■ Data section ■
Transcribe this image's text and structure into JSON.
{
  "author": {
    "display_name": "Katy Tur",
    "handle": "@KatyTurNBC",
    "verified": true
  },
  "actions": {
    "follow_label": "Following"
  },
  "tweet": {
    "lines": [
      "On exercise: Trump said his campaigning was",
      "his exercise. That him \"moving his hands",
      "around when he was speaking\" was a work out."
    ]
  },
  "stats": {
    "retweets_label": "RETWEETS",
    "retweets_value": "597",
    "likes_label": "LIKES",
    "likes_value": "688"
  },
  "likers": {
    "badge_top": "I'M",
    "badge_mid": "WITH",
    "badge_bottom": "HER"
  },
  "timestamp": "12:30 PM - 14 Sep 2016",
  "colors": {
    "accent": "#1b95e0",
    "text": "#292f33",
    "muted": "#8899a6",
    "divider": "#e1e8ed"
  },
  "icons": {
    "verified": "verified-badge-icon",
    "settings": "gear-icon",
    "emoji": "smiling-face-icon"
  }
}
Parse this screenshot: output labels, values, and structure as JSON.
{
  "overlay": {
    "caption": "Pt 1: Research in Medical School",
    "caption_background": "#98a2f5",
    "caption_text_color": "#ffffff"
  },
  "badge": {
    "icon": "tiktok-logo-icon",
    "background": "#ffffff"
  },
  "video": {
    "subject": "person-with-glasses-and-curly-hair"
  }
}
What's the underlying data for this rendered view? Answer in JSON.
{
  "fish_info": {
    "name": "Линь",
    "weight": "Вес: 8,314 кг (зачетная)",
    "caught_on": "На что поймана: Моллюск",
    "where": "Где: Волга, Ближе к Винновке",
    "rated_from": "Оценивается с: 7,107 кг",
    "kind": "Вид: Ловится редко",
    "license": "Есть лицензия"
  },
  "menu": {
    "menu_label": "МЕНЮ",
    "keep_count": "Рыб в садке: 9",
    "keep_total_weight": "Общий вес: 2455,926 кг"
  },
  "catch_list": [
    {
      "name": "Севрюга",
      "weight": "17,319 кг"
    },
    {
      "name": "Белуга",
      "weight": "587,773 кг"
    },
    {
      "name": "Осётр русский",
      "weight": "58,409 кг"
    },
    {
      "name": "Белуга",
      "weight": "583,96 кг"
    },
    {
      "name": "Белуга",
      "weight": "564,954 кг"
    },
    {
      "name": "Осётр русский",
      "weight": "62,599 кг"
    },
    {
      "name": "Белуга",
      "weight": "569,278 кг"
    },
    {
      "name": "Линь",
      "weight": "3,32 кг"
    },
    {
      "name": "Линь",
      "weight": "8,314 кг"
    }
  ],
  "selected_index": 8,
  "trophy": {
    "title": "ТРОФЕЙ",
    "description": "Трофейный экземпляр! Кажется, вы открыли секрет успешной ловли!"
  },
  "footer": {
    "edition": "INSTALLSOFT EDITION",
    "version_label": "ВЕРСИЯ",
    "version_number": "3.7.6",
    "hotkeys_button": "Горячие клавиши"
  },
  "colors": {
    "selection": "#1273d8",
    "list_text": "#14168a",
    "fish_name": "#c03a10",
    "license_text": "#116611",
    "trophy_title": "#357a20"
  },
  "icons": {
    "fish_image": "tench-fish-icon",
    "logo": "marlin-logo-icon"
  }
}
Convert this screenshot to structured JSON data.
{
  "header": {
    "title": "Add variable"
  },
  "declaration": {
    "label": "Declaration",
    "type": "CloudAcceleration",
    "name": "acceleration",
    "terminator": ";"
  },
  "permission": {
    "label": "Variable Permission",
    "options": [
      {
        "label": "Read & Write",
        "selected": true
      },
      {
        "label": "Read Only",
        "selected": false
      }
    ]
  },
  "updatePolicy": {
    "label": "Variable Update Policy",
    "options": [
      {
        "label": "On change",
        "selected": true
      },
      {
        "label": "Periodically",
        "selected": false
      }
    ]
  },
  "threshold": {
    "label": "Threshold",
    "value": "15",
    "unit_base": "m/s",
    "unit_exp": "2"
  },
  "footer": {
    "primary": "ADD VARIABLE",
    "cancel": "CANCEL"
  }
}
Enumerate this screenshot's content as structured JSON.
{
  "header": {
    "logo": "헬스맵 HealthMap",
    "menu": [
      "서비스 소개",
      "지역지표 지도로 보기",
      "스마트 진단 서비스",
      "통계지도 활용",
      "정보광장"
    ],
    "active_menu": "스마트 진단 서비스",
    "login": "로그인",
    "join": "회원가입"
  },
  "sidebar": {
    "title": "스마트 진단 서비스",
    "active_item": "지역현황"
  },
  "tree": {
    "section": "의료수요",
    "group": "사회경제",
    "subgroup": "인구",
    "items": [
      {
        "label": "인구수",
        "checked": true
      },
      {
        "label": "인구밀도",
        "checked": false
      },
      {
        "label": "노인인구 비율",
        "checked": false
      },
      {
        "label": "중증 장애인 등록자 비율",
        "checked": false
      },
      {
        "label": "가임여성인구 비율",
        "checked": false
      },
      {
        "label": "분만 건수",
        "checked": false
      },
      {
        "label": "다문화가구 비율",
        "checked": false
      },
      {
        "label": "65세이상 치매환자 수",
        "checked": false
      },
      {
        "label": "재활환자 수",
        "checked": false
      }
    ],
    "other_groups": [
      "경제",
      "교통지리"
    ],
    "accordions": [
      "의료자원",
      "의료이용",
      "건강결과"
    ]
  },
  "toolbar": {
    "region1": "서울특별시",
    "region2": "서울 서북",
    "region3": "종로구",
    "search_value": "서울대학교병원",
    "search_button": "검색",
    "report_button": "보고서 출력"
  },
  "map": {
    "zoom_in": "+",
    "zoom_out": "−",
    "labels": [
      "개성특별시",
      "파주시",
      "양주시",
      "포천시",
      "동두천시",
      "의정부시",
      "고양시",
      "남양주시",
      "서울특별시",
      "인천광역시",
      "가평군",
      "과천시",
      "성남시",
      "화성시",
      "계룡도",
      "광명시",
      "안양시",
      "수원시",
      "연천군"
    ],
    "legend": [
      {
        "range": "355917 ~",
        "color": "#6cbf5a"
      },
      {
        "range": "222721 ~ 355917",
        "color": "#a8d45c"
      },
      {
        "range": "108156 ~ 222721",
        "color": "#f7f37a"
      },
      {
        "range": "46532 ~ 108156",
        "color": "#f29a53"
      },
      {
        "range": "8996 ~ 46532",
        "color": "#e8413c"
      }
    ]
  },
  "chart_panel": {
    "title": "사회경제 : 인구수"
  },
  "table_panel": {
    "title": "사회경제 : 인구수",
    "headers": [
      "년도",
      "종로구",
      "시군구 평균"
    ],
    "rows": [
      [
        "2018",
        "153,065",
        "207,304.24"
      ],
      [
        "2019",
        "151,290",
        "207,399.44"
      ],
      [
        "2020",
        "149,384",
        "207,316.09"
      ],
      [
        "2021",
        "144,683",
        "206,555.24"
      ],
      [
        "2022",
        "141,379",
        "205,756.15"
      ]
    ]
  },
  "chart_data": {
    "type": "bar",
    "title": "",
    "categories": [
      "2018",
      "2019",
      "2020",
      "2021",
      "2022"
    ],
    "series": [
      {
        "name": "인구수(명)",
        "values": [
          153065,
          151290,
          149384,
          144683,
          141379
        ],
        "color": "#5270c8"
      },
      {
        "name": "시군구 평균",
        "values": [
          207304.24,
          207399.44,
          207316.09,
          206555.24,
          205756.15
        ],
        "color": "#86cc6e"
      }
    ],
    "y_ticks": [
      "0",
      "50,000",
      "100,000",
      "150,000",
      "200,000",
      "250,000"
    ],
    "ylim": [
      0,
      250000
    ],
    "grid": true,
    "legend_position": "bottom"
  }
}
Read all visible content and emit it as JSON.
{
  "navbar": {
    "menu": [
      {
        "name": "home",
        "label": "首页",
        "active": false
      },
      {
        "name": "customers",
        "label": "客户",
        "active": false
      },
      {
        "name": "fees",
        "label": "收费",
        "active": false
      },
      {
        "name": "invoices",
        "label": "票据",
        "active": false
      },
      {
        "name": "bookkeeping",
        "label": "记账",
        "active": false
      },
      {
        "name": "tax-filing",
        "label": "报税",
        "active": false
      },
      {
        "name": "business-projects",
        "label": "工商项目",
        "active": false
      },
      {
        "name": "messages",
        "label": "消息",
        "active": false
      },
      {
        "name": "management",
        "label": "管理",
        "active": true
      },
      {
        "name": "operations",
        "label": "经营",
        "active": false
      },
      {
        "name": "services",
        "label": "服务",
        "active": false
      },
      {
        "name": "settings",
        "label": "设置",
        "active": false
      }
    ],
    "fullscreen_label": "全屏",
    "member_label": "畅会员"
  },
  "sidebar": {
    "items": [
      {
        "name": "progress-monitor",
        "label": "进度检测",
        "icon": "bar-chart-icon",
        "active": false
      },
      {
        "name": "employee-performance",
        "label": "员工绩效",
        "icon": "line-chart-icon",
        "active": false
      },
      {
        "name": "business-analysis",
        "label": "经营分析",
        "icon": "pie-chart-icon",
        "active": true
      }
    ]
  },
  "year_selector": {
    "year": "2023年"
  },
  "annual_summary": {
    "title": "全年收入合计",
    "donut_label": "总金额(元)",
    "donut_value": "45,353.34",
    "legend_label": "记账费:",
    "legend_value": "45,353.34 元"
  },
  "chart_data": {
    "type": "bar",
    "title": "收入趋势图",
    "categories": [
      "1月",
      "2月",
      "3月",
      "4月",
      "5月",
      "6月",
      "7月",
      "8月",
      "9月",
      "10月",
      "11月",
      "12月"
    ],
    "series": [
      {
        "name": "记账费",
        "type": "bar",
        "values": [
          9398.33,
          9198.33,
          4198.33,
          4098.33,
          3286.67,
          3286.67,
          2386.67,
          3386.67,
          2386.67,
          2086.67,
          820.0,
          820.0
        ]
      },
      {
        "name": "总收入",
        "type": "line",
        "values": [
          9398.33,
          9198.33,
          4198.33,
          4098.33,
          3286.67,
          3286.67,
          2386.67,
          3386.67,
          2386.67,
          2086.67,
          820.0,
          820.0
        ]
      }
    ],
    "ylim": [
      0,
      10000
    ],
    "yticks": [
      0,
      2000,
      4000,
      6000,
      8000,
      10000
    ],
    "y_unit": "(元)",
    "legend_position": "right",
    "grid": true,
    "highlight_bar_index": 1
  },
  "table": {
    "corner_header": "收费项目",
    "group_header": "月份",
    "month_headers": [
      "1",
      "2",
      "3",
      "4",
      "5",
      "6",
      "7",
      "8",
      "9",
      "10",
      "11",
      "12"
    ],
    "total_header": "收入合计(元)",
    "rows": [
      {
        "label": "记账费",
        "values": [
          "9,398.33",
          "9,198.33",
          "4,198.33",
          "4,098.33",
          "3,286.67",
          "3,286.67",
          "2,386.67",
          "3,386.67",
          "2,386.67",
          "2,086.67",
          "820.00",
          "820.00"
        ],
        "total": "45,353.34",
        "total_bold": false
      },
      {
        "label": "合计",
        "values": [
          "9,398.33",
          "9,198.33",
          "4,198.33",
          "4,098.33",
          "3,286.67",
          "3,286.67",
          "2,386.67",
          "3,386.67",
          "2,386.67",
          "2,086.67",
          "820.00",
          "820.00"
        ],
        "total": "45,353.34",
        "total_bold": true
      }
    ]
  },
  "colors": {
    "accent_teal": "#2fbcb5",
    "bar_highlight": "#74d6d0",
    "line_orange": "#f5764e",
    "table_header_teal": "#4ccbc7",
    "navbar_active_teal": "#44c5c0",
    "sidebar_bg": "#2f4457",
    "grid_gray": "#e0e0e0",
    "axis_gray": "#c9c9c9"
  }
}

■ The task ■
Locate and copy each line in the data above that includes the word "Read".

■ Exercise output ■
        "label": "Read & Write",
        "label": "Read Only",
Read all visible content and emit it as JSON.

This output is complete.